- _LIST OF TASKS_:
**A.** In the lumbar spine model write-up, what base learning rate was used to train the keypoint detection models?
**B.** Name every augmentation that the lumbar spine model write-up says was applied when training the keypoint detection models.
**C.** Extend the lumbar spine model write-up past its final sentence, picking up where it ends.

Top of PAGE EXCERPT

Training was performed using a single NVIDIA GTX A6000 GPU (48GB VRAM).

Data

Download the data from Kaggle

kaggle competitions download -c rsna-2024-lumbar-spine-degenerative-classification

and extract into data/raw

Training

Run the following for training all models:

python main.py

The configuration files for model training can be found in the experiments folder.

Trained weights and configuration files will be saved in the model/<model_name> folder. If Wandb is enabled, the model names are randomly generated, otherwise they consist of the model type and a timestamp. Checkpoints with the _best postfix contain the weights for the best epoch (based on validation loss) and were used for all models.

Inference

See the inference notebook with the trained model weights.

For OOF validation, first run

python rsna2024/preproc/generate_coords.py

then model performance can be investigated using notebooks/combined_ensemble_model_pred.ipynb

Model details

Stage 1: Gaussian heatmap-based keypoint detection using DeepLabV3Plus, with separate models for each of the three series types

Stage 2: Level-wise ROI classification using an ensemble of 2.5D models with GRU head and ResNet18/Swin-Tiny/ConvNeXt-Nano bases

Keypoint detection

I created a gaussian heatmap for each coordinate and trained DeepLabV3Plus models with resnet34 encoder separately for the three series types (Sag T2, Sag T1, Axi). Coordinates were then defined as the argmax of each predicted map. The inputs were 5, 3 and 3 slices (as channels), respectively for the three series types resized to 512x512 pixels and intensity normalised. Slices were selected from the middle for Sag T2 series and from predetermined mm positions relative to the middle for Sag T1 series. For the Axi series the relevant Sag T2 coordinate was projected into the axial series space and slices were selected around the one closest to this coordinate. I used rotation, sheer, channel shuffle (p=0.5), and one of sharpening or motion blur (p=0.5) augmentations. Using AdamW optimizer with 0.001 base learning rate, batch size 16 and CosineAnnealingLR scheduler I trained the three models for 30, 20 and 10 epochs, respectively with MSE loss and 5-fold cross validation.

Bottom of PAGE EXCERPT
Top of RECORDS SHOWN

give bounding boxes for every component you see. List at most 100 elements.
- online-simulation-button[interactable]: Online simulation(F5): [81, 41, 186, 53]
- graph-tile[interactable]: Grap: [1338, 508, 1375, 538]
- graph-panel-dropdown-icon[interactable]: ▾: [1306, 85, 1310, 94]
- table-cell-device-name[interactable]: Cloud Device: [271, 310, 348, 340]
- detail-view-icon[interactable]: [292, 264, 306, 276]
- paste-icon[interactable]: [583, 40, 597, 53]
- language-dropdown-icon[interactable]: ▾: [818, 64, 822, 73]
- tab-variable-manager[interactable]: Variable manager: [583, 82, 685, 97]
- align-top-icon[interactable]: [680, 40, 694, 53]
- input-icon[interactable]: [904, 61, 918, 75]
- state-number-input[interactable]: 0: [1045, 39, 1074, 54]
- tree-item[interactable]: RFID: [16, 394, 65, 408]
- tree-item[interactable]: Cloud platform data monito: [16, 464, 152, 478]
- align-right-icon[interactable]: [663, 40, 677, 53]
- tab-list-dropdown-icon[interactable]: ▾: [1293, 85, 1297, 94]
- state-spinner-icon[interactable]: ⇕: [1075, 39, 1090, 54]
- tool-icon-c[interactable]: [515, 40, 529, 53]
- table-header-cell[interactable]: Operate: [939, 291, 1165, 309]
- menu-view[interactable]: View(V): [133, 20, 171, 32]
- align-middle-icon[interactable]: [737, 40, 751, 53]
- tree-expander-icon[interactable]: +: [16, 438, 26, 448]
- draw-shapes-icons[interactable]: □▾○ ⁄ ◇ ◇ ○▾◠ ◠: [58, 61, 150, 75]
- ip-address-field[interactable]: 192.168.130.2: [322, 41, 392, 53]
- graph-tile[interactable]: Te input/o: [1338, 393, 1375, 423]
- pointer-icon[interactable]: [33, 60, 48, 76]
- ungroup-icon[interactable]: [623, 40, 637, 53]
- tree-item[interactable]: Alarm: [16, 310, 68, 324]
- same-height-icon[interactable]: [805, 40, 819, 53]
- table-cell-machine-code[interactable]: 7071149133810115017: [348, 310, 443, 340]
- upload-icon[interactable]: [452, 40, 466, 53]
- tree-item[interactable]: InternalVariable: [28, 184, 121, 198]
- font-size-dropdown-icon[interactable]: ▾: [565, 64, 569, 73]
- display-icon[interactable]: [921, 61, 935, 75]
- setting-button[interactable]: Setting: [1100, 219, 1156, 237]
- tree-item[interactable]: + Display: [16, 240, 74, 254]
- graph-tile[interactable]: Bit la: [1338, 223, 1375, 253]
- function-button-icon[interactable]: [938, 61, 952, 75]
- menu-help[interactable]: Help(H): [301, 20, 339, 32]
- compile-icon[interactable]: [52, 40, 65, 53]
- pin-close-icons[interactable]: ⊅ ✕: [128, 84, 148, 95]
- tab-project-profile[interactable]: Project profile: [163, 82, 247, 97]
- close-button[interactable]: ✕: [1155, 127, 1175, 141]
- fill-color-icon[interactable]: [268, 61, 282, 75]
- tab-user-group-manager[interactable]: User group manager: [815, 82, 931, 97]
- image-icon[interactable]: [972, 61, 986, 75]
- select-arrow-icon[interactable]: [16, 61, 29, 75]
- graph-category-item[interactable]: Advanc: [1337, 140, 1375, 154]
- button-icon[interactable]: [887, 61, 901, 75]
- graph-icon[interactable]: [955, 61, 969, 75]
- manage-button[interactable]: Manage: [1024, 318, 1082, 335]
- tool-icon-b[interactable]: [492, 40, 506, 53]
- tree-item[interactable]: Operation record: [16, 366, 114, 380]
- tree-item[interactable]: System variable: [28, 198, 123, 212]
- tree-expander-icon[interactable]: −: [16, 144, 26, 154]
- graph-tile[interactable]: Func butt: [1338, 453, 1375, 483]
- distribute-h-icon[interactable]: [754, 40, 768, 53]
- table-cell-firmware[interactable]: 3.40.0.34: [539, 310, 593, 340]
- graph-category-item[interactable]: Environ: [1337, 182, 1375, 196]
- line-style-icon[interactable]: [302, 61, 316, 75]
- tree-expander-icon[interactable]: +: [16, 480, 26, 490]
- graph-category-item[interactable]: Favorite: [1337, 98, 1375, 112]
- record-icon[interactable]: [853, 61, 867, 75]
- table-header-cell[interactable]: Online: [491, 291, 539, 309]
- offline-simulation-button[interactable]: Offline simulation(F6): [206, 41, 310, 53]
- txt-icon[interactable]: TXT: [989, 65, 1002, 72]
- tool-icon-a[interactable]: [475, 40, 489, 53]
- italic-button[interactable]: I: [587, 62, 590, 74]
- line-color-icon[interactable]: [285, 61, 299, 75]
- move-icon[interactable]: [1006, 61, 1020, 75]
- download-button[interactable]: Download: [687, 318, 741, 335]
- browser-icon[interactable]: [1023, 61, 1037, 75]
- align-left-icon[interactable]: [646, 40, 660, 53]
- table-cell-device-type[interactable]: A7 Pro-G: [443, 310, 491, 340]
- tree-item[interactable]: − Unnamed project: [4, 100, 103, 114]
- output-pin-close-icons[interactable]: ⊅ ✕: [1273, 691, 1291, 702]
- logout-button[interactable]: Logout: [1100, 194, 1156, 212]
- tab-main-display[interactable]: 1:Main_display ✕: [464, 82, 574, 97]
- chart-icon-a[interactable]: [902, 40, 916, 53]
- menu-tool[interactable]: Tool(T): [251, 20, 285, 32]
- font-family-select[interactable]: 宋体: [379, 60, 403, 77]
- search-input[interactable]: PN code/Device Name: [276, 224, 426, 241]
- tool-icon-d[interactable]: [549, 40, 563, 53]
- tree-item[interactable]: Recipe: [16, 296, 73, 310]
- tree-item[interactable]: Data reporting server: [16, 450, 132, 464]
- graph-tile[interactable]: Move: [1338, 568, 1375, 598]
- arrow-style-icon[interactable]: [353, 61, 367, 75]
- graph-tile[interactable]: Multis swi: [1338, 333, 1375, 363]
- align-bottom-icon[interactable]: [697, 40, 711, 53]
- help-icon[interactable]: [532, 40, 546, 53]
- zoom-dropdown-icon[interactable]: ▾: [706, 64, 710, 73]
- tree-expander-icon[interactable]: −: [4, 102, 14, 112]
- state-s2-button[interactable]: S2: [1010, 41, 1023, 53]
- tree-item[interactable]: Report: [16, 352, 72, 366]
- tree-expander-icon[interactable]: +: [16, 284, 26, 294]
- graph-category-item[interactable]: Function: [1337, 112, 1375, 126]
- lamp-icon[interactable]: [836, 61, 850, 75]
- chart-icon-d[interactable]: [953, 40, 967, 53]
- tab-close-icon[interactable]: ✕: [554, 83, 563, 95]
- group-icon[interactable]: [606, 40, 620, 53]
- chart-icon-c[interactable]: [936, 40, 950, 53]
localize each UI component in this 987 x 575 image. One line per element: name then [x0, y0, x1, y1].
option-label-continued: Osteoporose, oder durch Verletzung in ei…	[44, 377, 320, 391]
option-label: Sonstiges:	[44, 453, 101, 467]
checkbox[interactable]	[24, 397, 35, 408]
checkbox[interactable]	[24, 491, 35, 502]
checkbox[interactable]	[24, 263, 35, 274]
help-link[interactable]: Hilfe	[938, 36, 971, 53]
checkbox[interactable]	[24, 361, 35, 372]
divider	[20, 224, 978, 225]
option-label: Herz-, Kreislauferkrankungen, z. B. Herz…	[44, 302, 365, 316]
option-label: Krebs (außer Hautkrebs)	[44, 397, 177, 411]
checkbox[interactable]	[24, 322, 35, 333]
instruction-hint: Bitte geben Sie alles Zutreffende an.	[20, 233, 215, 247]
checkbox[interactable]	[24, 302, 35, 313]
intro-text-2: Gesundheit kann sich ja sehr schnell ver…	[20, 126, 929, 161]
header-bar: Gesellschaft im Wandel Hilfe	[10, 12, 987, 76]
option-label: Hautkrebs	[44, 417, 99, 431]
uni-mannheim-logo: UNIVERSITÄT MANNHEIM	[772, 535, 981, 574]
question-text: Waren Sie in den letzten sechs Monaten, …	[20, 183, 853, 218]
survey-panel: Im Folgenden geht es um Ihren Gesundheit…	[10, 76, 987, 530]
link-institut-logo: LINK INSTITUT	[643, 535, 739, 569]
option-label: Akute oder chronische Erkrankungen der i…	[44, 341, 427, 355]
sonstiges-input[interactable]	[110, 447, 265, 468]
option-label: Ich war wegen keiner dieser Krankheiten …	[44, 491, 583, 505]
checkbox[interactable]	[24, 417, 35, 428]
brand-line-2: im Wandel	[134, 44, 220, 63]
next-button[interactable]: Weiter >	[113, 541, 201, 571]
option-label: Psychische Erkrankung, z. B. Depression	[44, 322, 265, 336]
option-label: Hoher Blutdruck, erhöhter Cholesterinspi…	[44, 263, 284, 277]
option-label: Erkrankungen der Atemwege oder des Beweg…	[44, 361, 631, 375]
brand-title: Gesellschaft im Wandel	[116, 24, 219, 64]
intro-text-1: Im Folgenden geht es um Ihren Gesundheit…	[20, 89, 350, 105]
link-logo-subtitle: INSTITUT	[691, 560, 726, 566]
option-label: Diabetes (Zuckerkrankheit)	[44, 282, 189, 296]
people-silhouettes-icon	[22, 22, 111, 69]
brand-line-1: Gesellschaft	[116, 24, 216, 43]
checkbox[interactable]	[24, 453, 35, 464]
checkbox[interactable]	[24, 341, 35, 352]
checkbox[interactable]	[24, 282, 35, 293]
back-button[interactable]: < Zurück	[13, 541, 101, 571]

Bottom of RECORDS SHOWN

- _ANSWERS TO THE PROBLEMS_:
**A.** 0.001

**B.** Rotation, sheer, channel shuffle, sharpening, and motion blur

**C.**
Classification

I extracted 50 mm x 50 mm ROIs centred on the coordinates with 5 slices (as channel) resized to either 128x128 pixels (ResNet18 base) or 224x224 pixels (Swin-Tiny, and ConvNeXt-Nano bases) and normalised their intensity. Slices were selected the same way as for keypoint detection, only with level-dependent mm positions for Sag T1 in this case. I used rotation, sheer, and one of sharpening or motion blur (p=0.5) augmentations. I also used channel shuffle (p=0.5) only for the Axi series, since despite using a recurrent network head, it significantly improved performance. The classifiers were 2.5D models based on resnet18, swin_tiny and convnext_nano feature extractors with GRU head. Using AdamW optimizer with 0.001 or 0.00003 base learning rate, batch size 16 and StepLR or CosineAnnealingLR scheduler I trained the models for 3-5 epochs with cross entropy loss and 5-fold cross validation (optimal parameters depended on model type). I used two approaches: “split” models with separate one-output models for each core condition (spinal canal stenosis, neural foraminal narrowing and subarticular stenosis) and “global” models with outputs for all five conditions (including the two sides).

Split models

Spinal: Using Sag T2 and Axi (centred on mean of left and right coordinates) ROIs.
Foraminal: Using Sag T1 ROIs, same model for both sides.
Subarticular: Using Axi ROIs, same model for both sides, but right side images are mirrored.
Predictions were obtained for each level and side using these three models and concatenated to make the 25 outputs per study.

Global model

Sag T2, left/right Sag T2 and left/right (right mirrored) Axi ROIs were used as inputs to the model, resulting in predictions for all 5 conditions at a given level. The same feature extractor model was used for both left and right side.
Predictions were obtained for each level and concatenated to make the 25 outputs per study.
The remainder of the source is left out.